**PROBLEM**:
Report every line in the listing that contains the string "Directories".

------ INFORMATION SHOWN ------

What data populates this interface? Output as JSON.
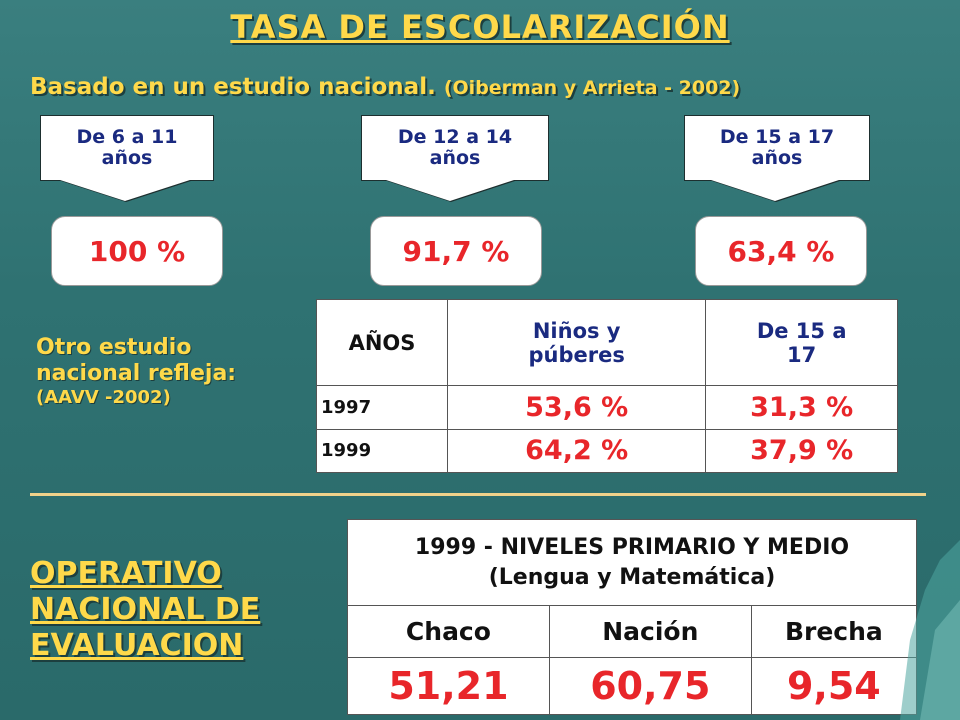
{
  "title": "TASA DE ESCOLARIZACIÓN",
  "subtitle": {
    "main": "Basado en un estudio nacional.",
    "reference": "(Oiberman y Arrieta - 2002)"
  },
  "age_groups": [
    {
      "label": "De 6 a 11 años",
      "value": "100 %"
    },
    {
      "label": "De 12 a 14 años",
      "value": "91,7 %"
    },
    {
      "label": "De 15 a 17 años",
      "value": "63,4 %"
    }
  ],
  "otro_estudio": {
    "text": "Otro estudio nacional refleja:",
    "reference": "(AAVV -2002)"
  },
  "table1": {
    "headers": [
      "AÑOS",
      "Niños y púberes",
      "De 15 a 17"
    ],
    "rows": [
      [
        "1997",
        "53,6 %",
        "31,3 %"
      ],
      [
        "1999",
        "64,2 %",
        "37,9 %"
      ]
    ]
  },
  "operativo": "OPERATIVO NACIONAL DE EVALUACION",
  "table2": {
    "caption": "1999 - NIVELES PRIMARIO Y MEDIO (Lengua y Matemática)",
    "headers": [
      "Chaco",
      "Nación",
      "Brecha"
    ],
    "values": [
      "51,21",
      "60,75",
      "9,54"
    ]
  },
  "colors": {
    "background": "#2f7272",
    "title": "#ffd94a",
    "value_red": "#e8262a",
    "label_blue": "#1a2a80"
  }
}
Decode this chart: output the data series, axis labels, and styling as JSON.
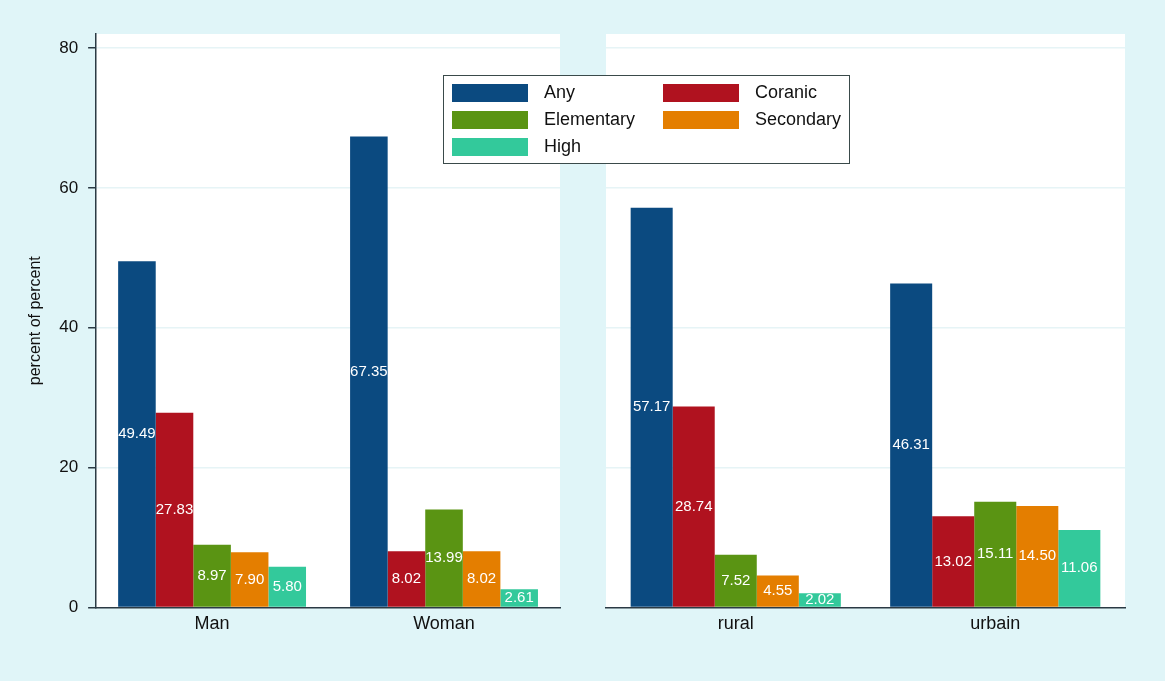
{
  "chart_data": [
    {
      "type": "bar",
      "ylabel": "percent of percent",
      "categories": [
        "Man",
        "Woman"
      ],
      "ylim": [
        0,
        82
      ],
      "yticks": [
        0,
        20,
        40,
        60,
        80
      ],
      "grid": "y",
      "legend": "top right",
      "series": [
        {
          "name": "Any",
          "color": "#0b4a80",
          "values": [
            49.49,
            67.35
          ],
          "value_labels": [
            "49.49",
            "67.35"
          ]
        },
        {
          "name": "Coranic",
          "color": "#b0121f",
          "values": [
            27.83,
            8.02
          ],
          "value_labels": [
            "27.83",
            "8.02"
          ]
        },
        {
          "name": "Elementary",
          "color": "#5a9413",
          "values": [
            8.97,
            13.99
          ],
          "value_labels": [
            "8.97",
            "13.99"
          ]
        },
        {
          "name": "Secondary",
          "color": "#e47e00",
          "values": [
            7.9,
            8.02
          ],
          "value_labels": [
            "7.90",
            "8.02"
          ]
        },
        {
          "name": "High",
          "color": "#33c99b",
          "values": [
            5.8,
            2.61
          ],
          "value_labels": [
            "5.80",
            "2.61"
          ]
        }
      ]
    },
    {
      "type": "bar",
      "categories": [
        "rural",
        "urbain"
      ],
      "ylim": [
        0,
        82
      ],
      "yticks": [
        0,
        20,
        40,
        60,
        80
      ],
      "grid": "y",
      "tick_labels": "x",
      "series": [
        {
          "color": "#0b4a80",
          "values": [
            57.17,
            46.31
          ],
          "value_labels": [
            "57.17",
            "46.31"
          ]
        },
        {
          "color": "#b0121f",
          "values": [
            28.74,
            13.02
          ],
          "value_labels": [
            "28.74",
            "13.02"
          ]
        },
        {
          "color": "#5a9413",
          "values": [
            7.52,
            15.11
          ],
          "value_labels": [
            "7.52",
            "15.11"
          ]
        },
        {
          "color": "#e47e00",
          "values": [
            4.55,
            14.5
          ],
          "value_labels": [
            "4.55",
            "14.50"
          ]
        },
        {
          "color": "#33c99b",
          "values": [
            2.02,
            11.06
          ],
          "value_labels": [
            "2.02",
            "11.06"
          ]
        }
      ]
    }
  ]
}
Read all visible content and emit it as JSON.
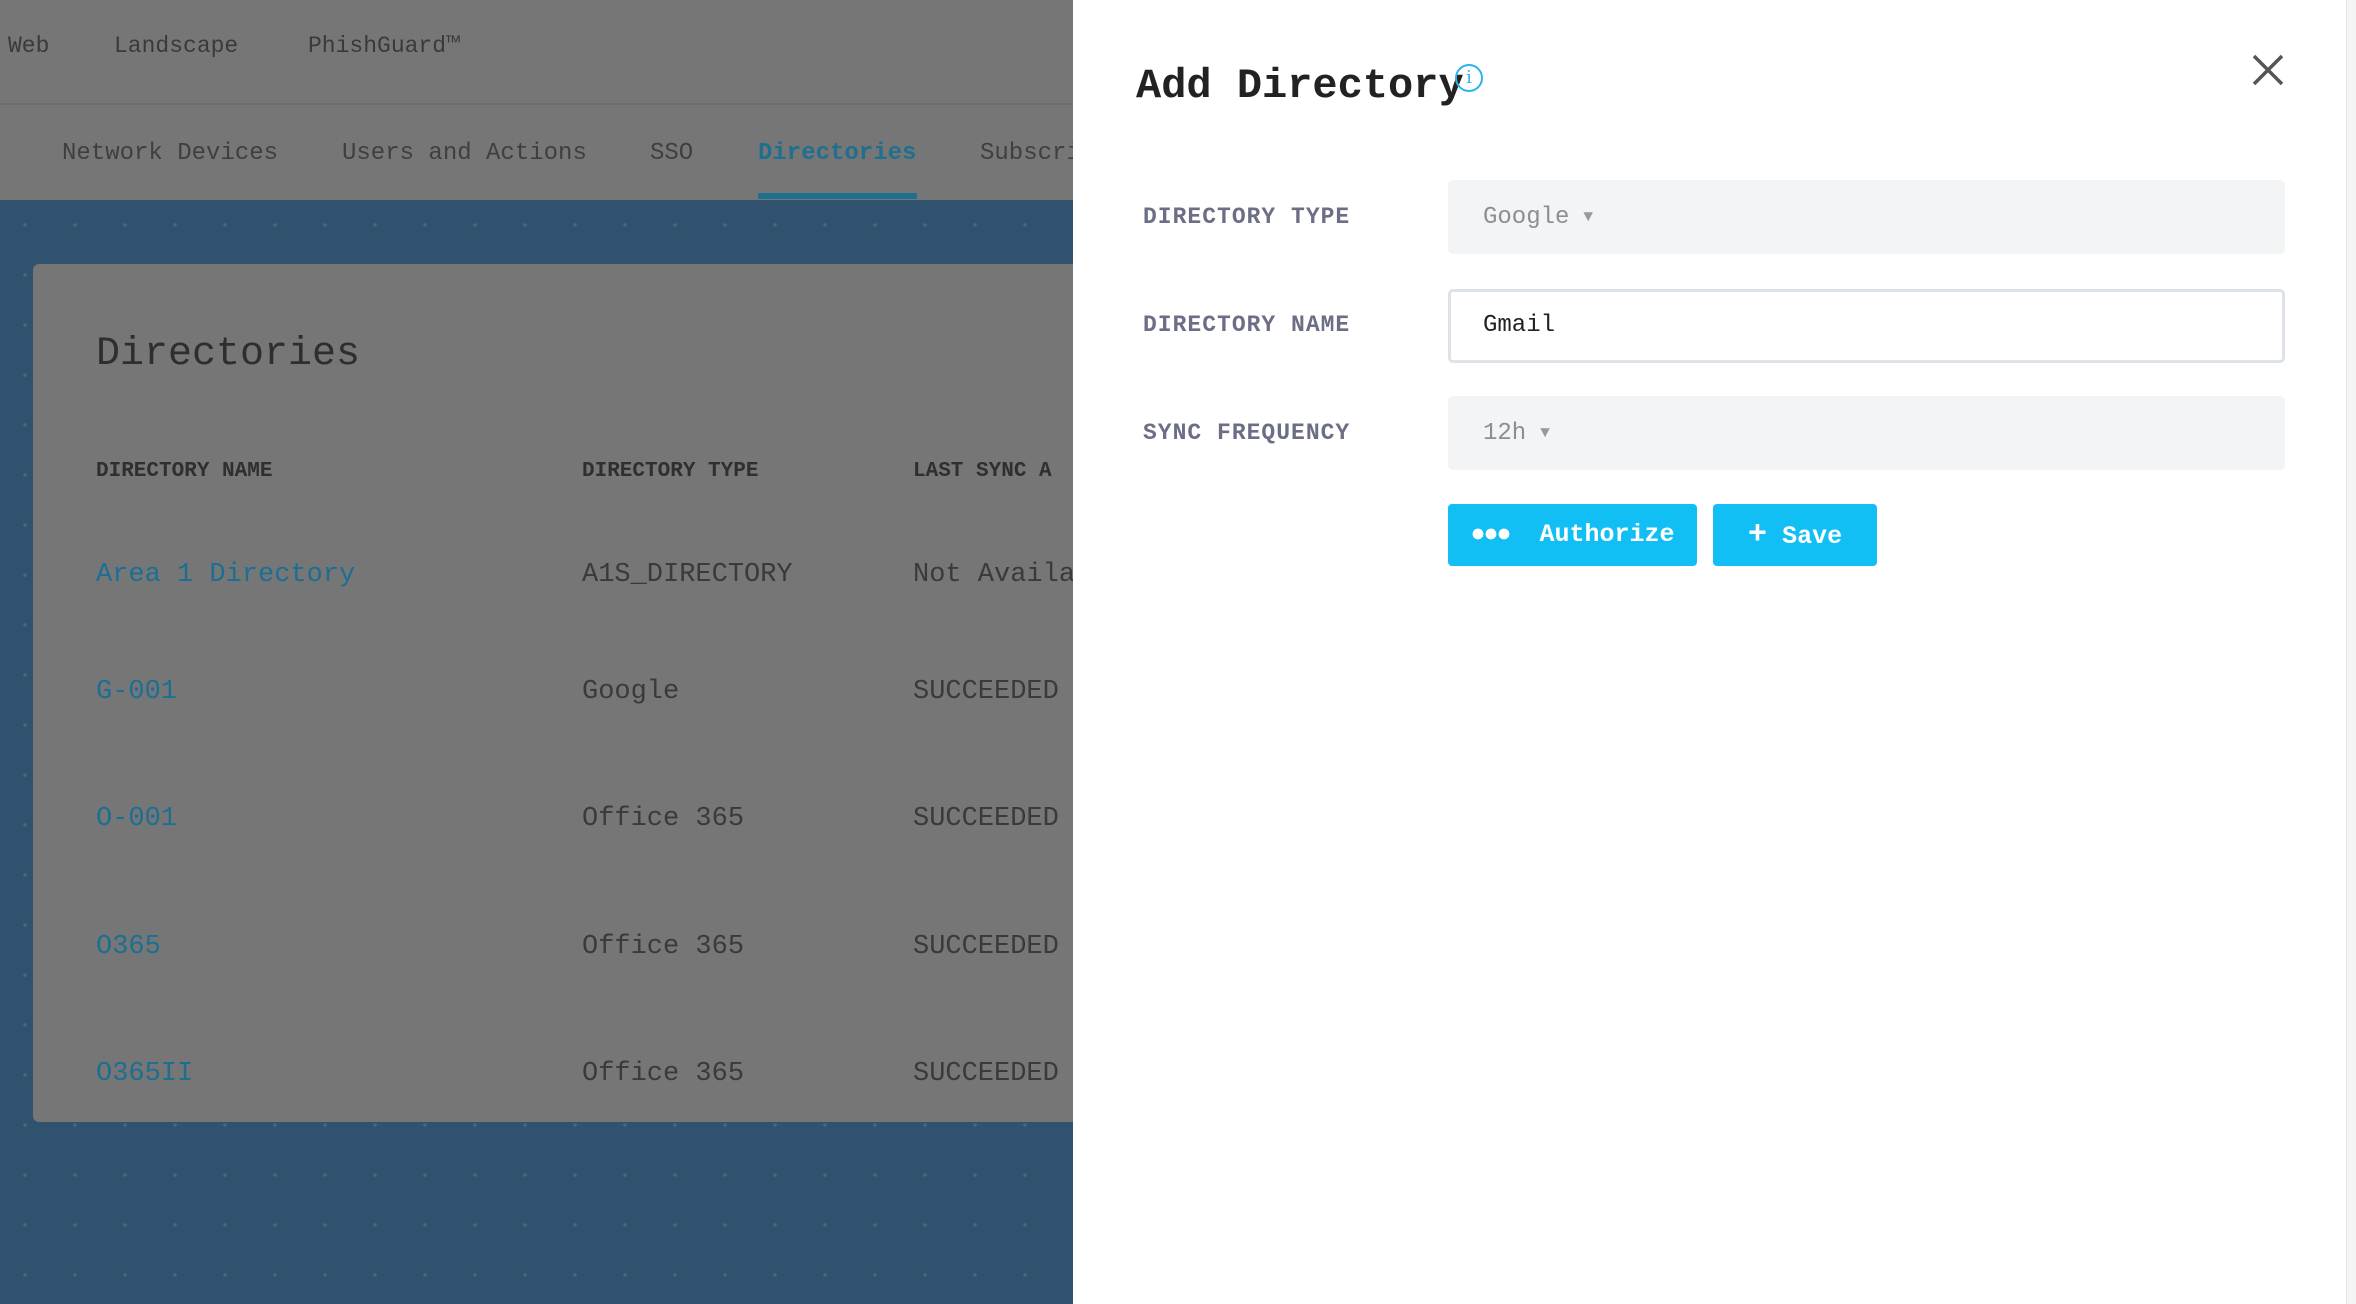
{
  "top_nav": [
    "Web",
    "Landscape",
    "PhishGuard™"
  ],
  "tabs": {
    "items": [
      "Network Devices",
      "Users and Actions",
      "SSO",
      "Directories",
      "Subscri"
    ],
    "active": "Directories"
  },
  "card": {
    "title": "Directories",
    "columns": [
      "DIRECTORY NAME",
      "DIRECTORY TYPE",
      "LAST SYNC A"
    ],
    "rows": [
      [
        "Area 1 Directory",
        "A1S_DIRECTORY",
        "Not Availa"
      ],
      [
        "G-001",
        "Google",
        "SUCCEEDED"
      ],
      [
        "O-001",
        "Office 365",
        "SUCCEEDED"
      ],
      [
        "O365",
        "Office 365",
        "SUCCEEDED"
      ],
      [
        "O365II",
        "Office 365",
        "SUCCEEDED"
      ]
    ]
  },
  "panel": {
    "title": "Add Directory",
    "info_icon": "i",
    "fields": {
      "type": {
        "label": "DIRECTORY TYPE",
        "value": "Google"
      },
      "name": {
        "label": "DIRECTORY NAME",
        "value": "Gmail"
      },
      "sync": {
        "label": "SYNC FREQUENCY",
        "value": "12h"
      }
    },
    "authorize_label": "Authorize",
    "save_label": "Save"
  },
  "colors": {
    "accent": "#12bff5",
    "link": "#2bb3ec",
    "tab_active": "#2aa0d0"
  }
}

------

**OUTPUT FOR THIS TASK**:
      "Directories",
    "active": "Directories"
    "title": "Directories",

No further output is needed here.